What you should do
Pull out each line of the data that includes the word "respond".

Excerpted data
[Start]
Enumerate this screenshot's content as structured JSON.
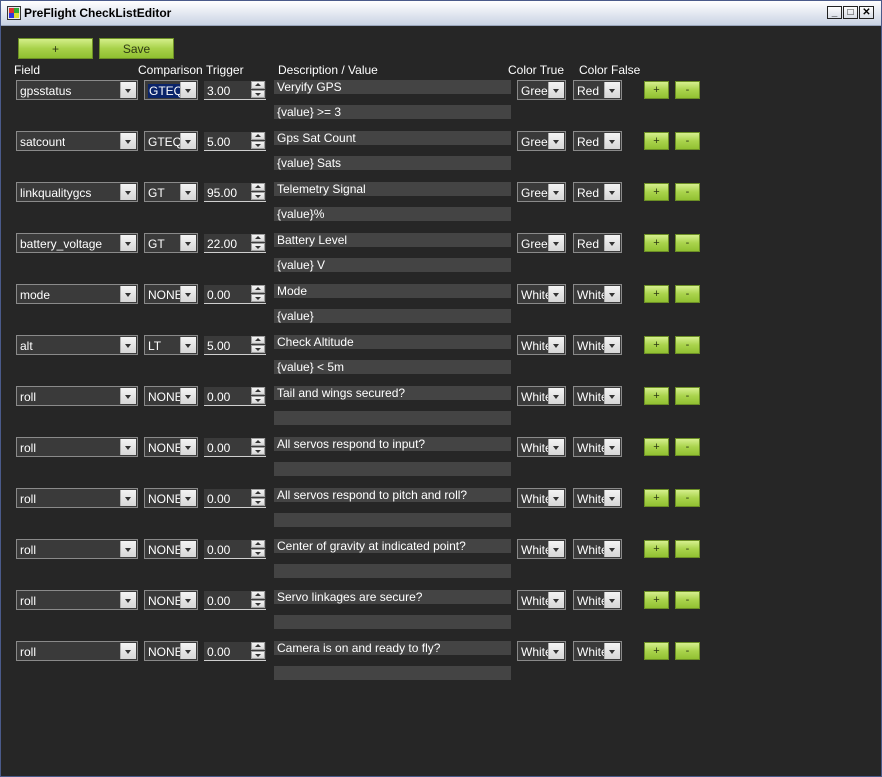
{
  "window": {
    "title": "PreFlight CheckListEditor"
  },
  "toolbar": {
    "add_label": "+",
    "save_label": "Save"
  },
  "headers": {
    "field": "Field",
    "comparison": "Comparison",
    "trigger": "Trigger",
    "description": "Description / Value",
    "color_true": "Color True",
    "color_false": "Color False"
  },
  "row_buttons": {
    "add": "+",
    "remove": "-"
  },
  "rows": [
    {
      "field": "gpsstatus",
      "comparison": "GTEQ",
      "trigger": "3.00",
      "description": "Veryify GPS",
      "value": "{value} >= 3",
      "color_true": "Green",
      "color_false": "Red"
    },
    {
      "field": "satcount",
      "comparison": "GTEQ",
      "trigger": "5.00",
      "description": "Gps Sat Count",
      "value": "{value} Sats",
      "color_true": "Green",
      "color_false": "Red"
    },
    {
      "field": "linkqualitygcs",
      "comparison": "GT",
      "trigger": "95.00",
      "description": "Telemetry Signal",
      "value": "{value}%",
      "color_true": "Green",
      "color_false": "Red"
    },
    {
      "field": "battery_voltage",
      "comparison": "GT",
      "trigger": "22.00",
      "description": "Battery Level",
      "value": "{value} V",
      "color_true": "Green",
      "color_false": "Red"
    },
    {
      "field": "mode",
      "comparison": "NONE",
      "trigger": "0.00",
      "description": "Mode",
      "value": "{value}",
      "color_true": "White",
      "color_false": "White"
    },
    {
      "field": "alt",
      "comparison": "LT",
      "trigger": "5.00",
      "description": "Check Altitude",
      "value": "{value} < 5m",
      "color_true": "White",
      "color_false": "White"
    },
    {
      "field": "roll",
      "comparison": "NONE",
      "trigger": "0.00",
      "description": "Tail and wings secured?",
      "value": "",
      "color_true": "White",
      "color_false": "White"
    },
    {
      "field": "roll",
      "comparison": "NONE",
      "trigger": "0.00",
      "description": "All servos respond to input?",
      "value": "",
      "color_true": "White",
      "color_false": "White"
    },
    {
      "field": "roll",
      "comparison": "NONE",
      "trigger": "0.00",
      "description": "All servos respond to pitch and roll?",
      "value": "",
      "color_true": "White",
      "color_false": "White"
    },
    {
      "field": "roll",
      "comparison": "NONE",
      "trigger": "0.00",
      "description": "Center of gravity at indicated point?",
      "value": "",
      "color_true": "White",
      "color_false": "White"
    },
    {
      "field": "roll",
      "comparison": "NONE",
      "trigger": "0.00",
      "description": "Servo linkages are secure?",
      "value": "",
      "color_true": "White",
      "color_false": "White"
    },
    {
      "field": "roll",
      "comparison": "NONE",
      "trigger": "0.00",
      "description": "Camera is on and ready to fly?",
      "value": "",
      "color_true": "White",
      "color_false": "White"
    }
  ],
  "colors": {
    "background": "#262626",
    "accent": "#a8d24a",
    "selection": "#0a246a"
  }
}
[End]
The solution
      "description": "All servos respond to input?",
      "description": "All servos respond to pitch and roll?",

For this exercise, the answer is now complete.